» **YOUR OBJECTIVE**
Give the material again in full, matching it exactly.

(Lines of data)
>>>

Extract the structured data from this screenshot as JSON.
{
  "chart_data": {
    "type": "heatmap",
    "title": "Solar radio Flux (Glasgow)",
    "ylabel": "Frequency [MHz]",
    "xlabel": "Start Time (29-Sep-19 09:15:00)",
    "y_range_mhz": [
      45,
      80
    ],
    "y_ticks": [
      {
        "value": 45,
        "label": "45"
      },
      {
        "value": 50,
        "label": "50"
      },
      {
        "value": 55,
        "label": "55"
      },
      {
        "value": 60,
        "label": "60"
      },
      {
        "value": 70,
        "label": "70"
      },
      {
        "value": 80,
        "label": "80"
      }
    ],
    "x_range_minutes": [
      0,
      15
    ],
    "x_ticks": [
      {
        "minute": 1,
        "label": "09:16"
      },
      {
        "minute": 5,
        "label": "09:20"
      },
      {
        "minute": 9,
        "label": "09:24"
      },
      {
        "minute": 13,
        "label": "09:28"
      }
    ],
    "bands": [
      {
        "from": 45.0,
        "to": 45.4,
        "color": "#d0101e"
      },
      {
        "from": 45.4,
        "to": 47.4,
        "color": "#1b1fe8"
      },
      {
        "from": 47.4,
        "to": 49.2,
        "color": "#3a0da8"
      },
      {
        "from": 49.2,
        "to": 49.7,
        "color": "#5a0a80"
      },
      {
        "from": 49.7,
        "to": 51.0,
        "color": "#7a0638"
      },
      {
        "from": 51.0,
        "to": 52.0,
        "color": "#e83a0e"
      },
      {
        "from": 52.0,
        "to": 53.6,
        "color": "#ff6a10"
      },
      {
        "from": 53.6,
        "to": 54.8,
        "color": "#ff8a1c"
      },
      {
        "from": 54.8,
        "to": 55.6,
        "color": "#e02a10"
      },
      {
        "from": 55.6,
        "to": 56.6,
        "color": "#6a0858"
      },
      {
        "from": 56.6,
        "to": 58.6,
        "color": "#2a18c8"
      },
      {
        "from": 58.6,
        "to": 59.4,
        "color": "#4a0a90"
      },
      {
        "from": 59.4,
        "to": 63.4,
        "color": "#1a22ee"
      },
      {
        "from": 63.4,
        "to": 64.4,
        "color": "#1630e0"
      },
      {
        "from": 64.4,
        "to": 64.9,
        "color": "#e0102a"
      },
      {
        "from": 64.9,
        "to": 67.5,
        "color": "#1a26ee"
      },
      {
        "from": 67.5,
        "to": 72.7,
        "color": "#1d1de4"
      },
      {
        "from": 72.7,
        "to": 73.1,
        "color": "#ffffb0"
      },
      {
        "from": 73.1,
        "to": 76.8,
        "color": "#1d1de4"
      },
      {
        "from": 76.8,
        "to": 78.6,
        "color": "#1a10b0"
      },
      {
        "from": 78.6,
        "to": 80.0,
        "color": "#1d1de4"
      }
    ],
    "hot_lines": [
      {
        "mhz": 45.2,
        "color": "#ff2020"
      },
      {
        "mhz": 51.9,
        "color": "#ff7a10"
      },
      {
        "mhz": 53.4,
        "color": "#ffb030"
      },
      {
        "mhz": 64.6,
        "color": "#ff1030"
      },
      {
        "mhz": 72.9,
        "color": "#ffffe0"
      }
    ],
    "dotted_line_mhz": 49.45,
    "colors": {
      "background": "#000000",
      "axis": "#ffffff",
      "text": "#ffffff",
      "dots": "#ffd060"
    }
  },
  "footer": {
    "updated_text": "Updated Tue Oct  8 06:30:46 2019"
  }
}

<<<

» **FINAL ANSWER**
Extract the structured data from this screenshot as JSON.
{
  "chart_data": {
    "type": "heatmap",
    "title": "Solar radio Flux (Glasgow)",
    "ylabel": "Frequency [MHz]",
    "xlabel": "Start Time (29-Sep-19 09:15:00)",
    "y_range_mhz": [
      45,
      80
    ],
    "y_ticks": [
      {
        "value": 45,
        "label": "45"
      },
      {
        "value": 50,
        "label": "50"
      },
      {
        "value": 55,
        "label": "55"
      },
      {
        "value": 60,
        "label": "60"
      },
      {
        "value": 70,
        "label": "70"
      },
      {
        "value": 80,
        "label": "80"
      }
    ],
    "x_range_minutes": [
      0,
      15
    ],
    "x_ticks": [
      {
        "minute": 1,
        "label": "09:16"
      },
      {
        "minute": 5,
        "label": "09:20"
      },
      {
        "minute": 9,
        "label": "09:24"
      },
      {
        "minute": 13,
        "label": "09:28"
      }
    ],
    "bands": [
      {
        "from": 45.0,
        "to": 45.4,
        "color": "#d0101e"
      },
      {
        "from": 45.4,
        "to": 47.4,
        "color": "#1b1fe8"
      },
      {
        "from": 47.4,
        "to": 49.2,
        "color": "#3a0da8"
      },
      {
        "from": 49.2,
        "to": 49.7,
        "color": "#5a0a80"
      },
      {
        "from": 49.7,
        "to": 51.0,
        "color": "#7a0638"
      },
      {
        "from": 51.0,
        "to": 52.0,
        "color": "#e83a0e"
      },
      {
        "from": 52.0,
        "to": 53.6,
        "color": "#ff6a10"
      },
      {
        "from": 53.6,
        "to": 54.8,
        "color": "#ff8a1c"
      },
      {
        "from": 54.8,
        "to": 55.6,
        "color": "#e02a10"
      },
      {
        "from": 55.6,
        "to": 56.6,
        "color": "#6a0858"
      },
      {
        "from": 56.6,
        "to": 58.6,
        "color": "#2a18c8"
      },
      {
        "from": 58.6,
        "to": 59.4,
        "color": "#4a0a90"
      },
      {
        "from": 59.4,
        "to": 63.4,
        "color": "#1a22ee"
      },
      {
        "from": 63.4,
        "to": 64.4,
        "color": "#1630e0"
      },
      {
        "from": 64.4,
        "to": 64.9,
        "color": "#e0102a"
      },
      {
        "from": 64.9,
        "to": 67.5,
        "color": "#1a26ee"
      },
      {
        "from": 67.5,
        "to": 72.7,
        "color": "#1d1de4"
      },
      {
        "from": 72.7,
        "to": 73.1,
        "color": "#ffffb0"
      },
      {
        "from": 73.1,
        "to": 76.8,
        "color": "#1d1de4"
      },
      {
        "from": 76.8,
        "to": 78.6,
        "color": "#1a10b0"
      },
      {
        "from": 78.6,
        "to": 80.0,
        "color": "#1d1de4"
      }
    ],
    "hot_lines": [
      {
        "mhz": 45.2,
        "color": "#ff2020"
      },
      {
        "mhz": 51.9,
        "color": "#ff7a10"
      },
      {
        "mhz": 53.4,
        "color": "#ffb030"
      },
      {
        "mhz": 64.6,
        "color": "#ff1030"
      },
      {
        "mhz": 72.9,
        "color": "#ffffe0"
      }
    ],
    "dotted_line_mhz": 49.45,
    "colors": {
      "background": "#000000",
      "axis": "#ffffff",
      "text": "#ffffff",
      "dots": "#ffd060"
    }
  },
  "footer": {
    "updated_text": "Updated Tue Oct  8 06:30:46 2019"
  }
}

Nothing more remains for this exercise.